Document text:

Thank you, Ambassador Khan, for that kind introduction, and thanks to all of you for making my colleagues and me feel so welcome. I will be brief, in order to leave maximum time for give-and-take.

But first, let me introduce my traveling companions: General Joe Ralston, the Vice Chairman of the Joint Chiefs of Staff; Rick Inderfurth, our Assistant Secretary of State for South Asia; Gary Samore, Assistant to the President and Senior Director of the National Security Council staff; Bob Einhorn, the senior non-proliferation specialist of the State Department; Matt Daley of our South Asia Bureau; and Karen Mathiasen, Director of the South and Central Asia office at the Department of the Treasury.

The depth and diversity of our team reflects the wide range of issues that the U.S. and Pakistan are addressing together -- or perhaps I should say, the wide range of issues that we ought to be addressing together, if we were tilling together the vast territory of interests we have in common. Regrettably, however, we are not doing so; much of our common ground lies fallow.

When my colleagues and I sat down with Foreign Secretary Shamshad Ahmad and his superb team at the Ministry of Foreign Affairs earlier today for the eighth round of a dialogue we have been conducting since last June, we concentrated, yet again, on one topic far more than any other. You all know what that topic is: nuclear weaponry, ballistic missiles and their saliency to international life on the eve of the 21st century.

Supplied records:
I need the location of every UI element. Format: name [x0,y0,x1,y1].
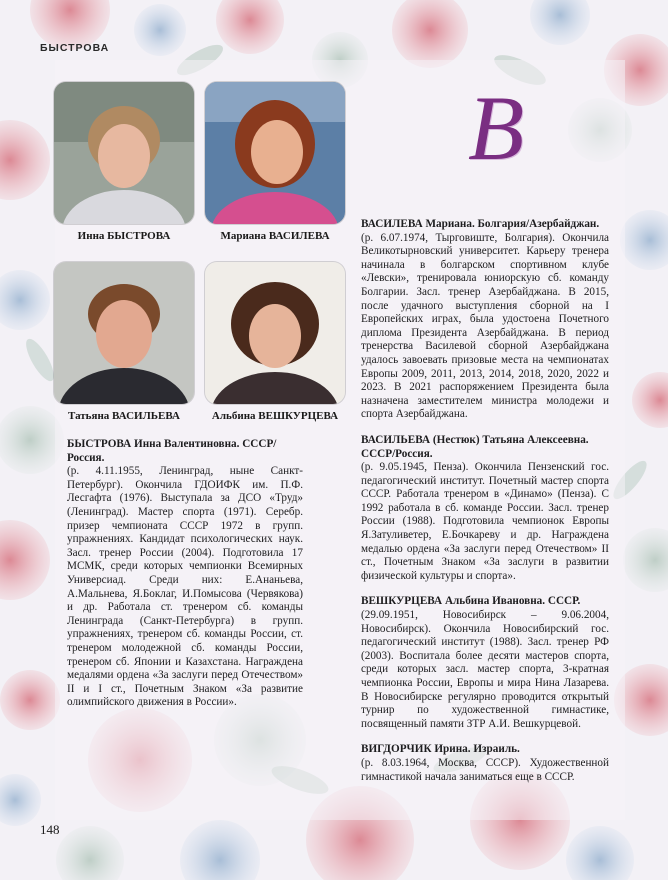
entry-text: (р. 8.03.1964, Москва, СССР). Художественной гимнастикой начала заниматься еще в СССР. [361,756,609,783]
page-number: 148 [40,822,60,837]
entry-heading: БЫСТРОВА Инна Валентиновна. СССР/Россия. [67,438,277,464]
text-column-left [67,438,303,722]
caption-vasilyeva: Татьяна ВАСИЛЬЕВА [68,410,180,422]
photo-bystrova [54,82,194,224]
portrait-image [54,82,194,224]
entry-heading: ВАСИЛЕВА Мариана. Болгария/Азербайджан. [361,218,600,230]
entry-vigdorchik [361,743,609,784]
running-header: БЫСТРОВА [40,42,110,54]
entry-heading: ВЕШКУРЦЕВА Альбина Ивановна. СССР. [361,595,581,608]
entry-text: (р. 9.05.1945, Пенза). Окончила Пензенский гос. педагогический институт. Почетный мастер спорта СССР. Работала тренером в «Динамо» (Пенза). С 1992 работала в сб. команде России. Засл. тренер России (1988). Подготовила чемпионок Европы Я.Затуливетер, Е.Бочкареву и др. Награждена медалью ордена «За заслуги перед Отечеством» II ст., Почетным Знаком «За заслуги в развитии физической культуры и спорта». [361,461,609,582]
portrait-image [205,82,345,224]
entry-text: (р. 6.07.1974, Тырговиште, Болгария). Окончила Великотырновский университет. Карьеру тренера начинала в болгарском спортивном клубе «Левски», тренировала юниорскую сб. команду Болгарии. Засл. тренер Азербайджана. В 2015, после удачного выступления сборной на I Европейских играх, была удостоена Почетного диплома Президента Азербайджана. В период тренерства Василевой сборной Азербайджана удалось завоевать призовые места на чемпионатах Европы 2009, 2011, 2013, 2014, 2018, 2020, 2022 и 2023. В 2021 распоряжением Президента была назначена заместителем министра молодежи и спорта Азербайджана. [361,231,609,421]
entry-vasileva [361,218,609,422]
entry-bystrova [67,438,303,710]
entry-heading: ВИГДОРЧИК Ирина. Израиль. [361,743,520,756]
photo-vasileva [205,82,345,224]
text-column-right [361,218,609,796]
entry-text: (р. 4.11.1955, Ленинград, ныне Санкт-Петербург). Окончила ГДОИФК им. П.Ф. Лесгафта (1976). Выступала за ДСО «Труд» (Ленинград). Мастер спорта (1971). Серебр. призер чемпионата СССР 1972 в групп. упражнениях. Кандидат психологических наук. Засл. тренер России (2004). Подготовила 17 МСМК, среди которых чемпионки Всемирных Универсиад. Среди них: Е.Ананьева, А.Мальнева, Я.Боклаг, И.Помысова (Червякова) и др. Работала ст. тренером сб. команды Ленинграда (Санкт-Петербурга) в групп. упражнениях, тренером сб. команды России, ст. тренером молодежной сб. команды России, тренером сб. Японии и Казахстана. Награждена медалями ордена «За заслуги перед Отечеством» II и I ст., Почетным Знаком «За развитие олимпийского движения в России». [67,465,303,709]
caption-bystrova: Инна БЫСТРОВА [77,230,171,242]
photo-vasilyeva [54,262,194,404]
section-letter: В [468,77,525,179]
caption-vasileva: Мариана ВАСИЛЕВА [220,230,330,242]
entry-veshkurtseva [361,595,609,731]
portrait-image [54,262,194,404]
entry-text: (29.09.1951, Новосибирск – 9.06.2004, Новосибирск). Окончила Новосибирский гос. педагогический институт (1988). Засл. тренер РФ (2003). Воспитала более десяти мастеров спорта, среди которых засл. мастер спорта, 3-кратная чемпионка России, Европы и мира Нина Лазарева. В Новосибирске регулярно проводится открытый турнир по художественной гимнастике, посвященный памяти ЗТР А.И. Вешкурцевой. [361,609,609,730]
entry-heading: ВАСИЛЬЕВА (Нестюк) Татьяна Алексеевна. СССР/Россия. [361,433,589,460]
entry-vasilyeva [361,434,609,584]
portrait-image [205,262,345,404]
caption-veshkurtseva: Альбина ВЕШКУРЦЕВА [211,410,339,422]
photo-veshkurtseva [205,262,345,404]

Exercise tasks:
- A) Could you reproduce the remarks on the U.S.–Pakistan dialogue word for word?
- B) Can you rewrite everything in the records from the line containing "entry-text: (р. 8.03.1964, Москва, СССР)." down to the line containing "portrait-image [54,82,194,224]", both of those lines included, as a numbered list with blank lines left out?
The speech text and the records have no connection to each other.

List of solutions:
- A)
Thank you, Ambassador Khan, for that kind introduction, and thanks to all of you for making my colleagues and me feel so welcome. I will be brief, in order to leave maximum time for give-and-take.

But first, let me introduce my traveling companions: General Joe Ralston, the Vice Chairman of the Joint Chiefs of Staff; Rick Inderfurth, our Assistant Secretary of State for South Asia; Gary Samore, Assistant to the President and Senior Director of the National Security Council staff; Bob Einhorn, the senior non-proliferation specialist of the State Department; Matt Daley of our South Asia Bureau; and Karen Mathiasen, Director of the South and Central Asia office at the Department of the Treasury.

The depth and diversity of our team reflects the wide range of issues that the U.S. and Pakistan are addressing together -- or perhaps I should say, the wide range of issues that we ought to be addressing together, if we were tilling together the vast territory of interests we have in common. Regrettably, however, we are not doing so; much of our common ground lies fallow.

When my colleagues and I sat down with Foreign Secretary Shamshad Ahmad and his superb team at the Ministry of Foreign Affairs earlier today for the eighth round of a dialogue we have been conducting since last June, we concentrated, yet again, on one topic far more than any other. You all know what that topic is: nuclear weaponry, ballistic missiles and their saliency to international life on the eve of the 21st century.

- B)
1. entry-text: (р. 8.03.1964, Москва, СССР). Художественной гимнастикой начала заниматься еще в СССР. [361,756,609,783]
2. page-number: 148 [40,822,60,837]
3. entry-heading: БЫСТРОВА Инна Валентиновна. СССР/Россия. [67,438,277,464]
4. text-column-left [67,438,303,722]
5. caption-vasilyeva: Татьяна ВАСИЛЬЕВА [68,410,180,422]
6. photo-bystrova [54,82,194,224]
7. portrait-image [54,82,194,224]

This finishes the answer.